* [Task description] Count lines with the string "veganos" in them. State the number alone.

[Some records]
-- Begin --

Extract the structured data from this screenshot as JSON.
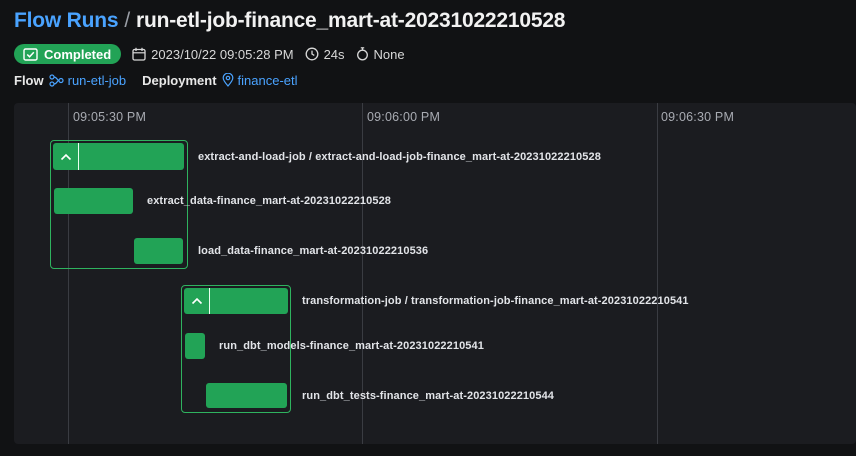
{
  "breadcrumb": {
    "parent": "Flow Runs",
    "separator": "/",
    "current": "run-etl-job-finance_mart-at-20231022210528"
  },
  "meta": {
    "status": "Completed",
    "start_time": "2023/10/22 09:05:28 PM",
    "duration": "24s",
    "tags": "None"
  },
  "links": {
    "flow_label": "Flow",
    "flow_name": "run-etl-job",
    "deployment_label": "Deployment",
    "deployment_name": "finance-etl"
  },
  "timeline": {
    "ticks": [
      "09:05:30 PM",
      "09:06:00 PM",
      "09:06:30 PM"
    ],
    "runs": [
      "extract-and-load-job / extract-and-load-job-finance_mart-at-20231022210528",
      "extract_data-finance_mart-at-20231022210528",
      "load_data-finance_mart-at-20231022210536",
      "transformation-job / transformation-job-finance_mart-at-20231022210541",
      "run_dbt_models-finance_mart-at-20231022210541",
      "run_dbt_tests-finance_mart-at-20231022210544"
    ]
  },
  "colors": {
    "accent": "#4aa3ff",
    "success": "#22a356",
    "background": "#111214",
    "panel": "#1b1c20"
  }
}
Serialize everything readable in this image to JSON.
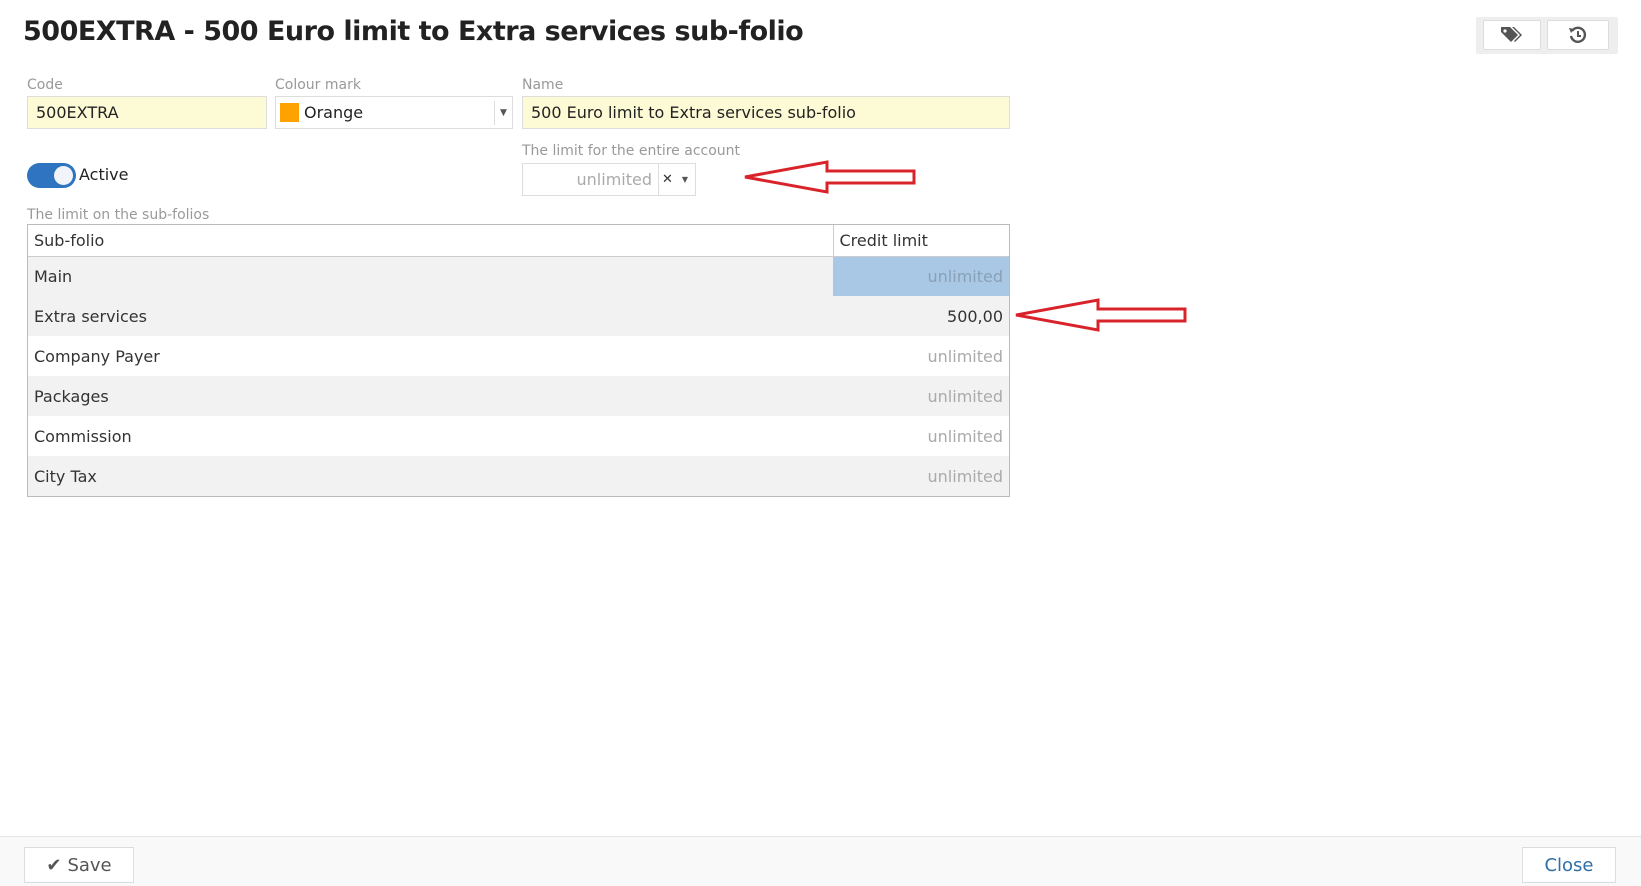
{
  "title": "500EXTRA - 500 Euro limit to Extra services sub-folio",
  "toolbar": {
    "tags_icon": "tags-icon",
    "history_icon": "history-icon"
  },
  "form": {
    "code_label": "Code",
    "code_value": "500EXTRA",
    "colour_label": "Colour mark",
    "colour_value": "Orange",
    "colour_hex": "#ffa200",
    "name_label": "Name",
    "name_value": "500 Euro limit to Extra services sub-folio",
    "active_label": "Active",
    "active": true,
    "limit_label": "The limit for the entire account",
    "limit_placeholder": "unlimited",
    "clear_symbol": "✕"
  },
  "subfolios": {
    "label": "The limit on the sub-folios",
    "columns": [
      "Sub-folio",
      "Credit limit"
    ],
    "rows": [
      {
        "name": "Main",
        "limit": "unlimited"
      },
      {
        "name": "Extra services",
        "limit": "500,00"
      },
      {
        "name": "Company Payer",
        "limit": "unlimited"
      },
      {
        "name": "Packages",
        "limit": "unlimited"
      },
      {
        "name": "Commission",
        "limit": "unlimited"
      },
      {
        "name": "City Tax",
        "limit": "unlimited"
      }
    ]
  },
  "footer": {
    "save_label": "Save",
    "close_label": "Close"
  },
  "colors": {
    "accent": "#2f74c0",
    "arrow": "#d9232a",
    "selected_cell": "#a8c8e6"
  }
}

-- End --
-- Begin --

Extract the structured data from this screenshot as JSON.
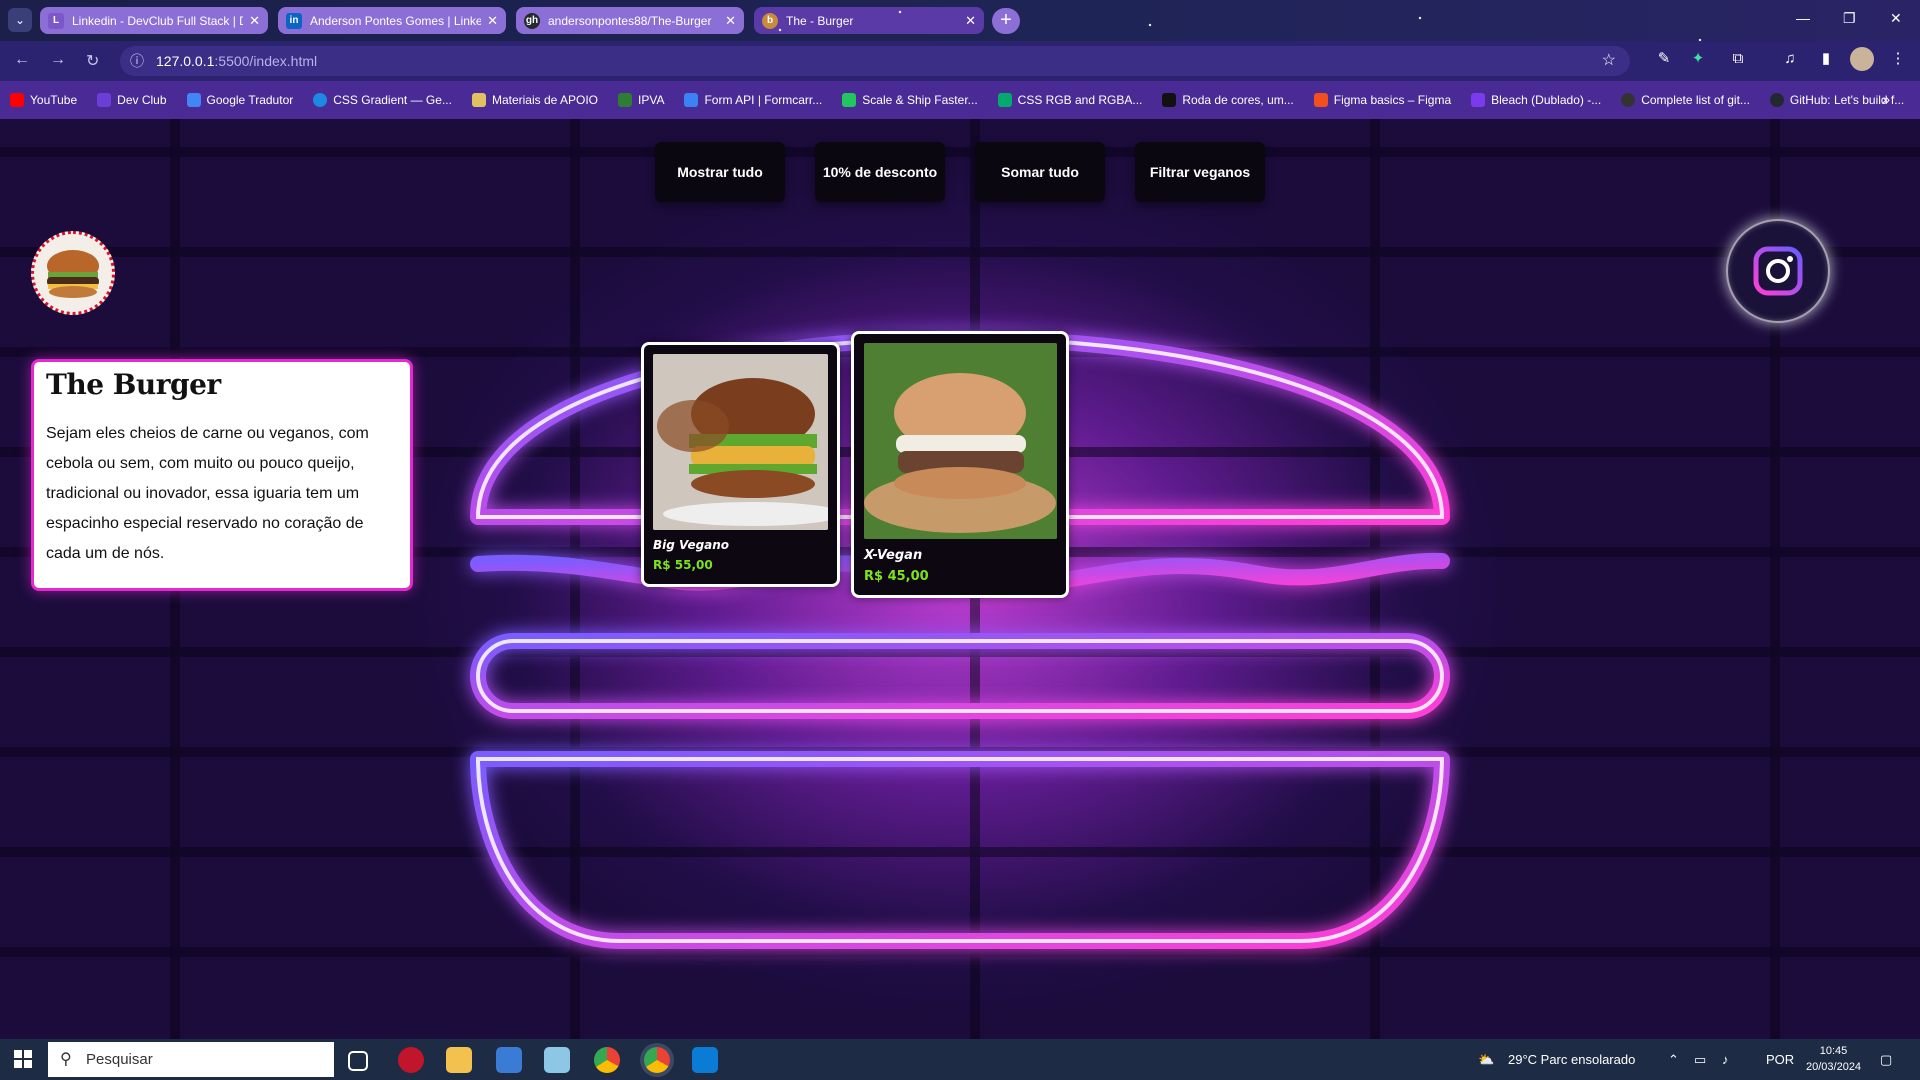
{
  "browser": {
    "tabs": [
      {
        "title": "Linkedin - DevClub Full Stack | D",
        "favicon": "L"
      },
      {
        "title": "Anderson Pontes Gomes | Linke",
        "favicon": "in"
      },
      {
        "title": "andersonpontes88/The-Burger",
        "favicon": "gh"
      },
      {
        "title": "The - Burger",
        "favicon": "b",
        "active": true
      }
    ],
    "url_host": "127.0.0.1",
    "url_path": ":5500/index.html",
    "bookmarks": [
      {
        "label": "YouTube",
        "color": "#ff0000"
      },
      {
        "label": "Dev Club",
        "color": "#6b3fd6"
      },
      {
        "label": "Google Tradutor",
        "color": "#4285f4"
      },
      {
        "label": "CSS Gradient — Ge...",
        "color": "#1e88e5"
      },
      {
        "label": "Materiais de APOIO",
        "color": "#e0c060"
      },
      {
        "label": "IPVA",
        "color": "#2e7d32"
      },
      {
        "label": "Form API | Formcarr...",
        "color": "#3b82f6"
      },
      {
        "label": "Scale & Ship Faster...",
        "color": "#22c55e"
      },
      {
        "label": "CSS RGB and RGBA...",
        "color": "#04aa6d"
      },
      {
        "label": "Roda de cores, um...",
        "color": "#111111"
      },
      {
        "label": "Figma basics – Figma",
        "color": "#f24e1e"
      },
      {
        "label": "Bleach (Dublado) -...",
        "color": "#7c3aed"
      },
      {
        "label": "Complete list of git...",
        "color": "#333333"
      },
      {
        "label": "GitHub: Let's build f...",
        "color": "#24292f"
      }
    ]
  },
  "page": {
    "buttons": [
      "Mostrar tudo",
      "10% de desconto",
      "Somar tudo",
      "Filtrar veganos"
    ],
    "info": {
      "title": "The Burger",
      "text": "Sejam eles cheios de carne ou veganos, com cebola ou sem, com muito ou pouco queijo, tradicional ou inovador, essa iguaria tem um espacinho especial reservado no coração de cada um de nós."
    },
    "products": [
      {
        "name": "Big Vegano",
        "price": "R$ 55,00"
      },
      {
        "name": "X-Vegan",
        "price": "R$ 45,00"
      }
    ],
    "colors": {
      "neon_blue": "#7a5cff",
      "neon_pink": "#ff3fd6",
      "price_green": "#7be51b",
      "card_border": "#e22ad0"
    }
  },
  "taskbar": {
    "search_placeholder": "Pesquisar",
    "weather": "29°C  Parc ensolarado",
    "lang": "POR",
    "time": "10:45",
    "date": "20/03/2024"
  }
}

-- End --
-- Begin --

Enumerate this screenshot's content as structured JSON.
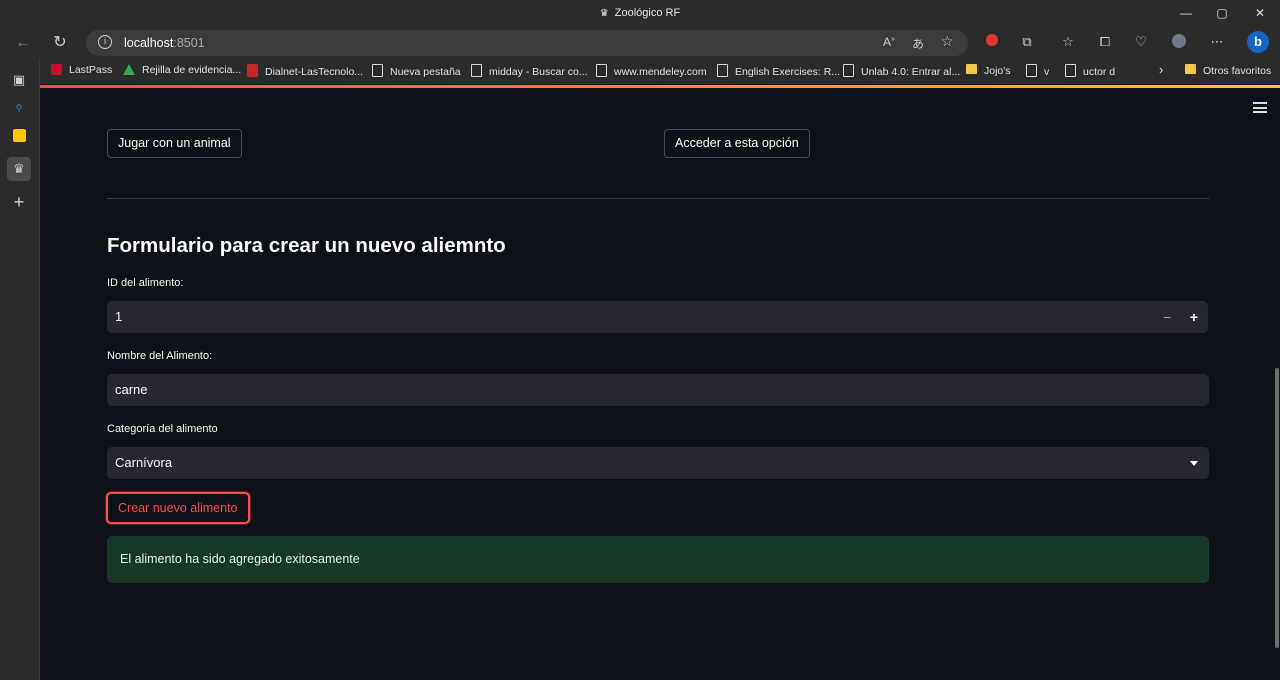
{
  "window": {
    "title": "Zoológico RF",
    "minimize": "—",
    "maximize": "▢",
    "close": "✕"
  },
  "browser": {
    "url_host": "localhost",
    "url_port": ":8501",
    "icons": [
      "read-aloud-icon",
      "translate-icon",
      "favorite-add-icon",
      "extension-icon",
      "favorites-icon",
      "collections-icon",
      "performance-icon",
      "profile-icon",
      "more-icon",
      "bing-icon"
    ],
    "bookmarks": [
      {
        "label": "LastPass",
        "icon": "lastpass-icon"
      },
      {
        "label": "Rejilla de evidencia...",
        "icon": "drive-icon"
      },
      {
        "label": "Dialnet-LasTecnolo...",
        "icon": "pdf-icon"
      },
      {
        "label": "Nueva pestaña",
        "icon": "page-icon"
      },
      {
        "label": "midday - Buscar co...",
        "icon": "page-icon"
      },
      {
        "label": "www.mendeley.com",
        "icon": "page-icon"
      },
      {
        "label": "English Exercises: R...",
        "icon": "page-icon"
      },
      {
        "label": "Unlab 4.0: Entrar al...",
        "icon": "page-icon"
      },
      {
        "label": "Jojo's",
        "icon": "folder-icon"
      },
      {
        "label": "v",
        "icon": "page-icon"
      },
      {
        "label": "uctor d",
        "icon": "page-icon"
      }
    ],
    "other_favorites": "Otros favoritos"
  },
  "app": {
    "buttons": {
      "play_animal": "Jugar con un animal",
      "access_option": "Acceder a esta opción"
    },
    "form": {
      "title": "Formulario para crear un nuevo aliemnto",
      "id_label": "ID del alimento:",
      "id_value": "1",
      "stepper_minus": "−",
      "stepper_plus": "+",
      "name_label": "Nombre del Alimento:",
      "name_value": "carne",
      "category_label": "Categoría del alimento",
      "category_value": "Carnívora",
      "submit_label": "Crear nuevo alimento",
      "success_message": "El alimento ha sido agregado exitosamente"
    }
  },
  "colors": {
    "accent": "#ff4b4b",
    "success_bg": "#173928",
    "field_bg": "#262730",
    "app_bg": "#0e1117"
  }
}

-- End --

* [Completed exercise] 2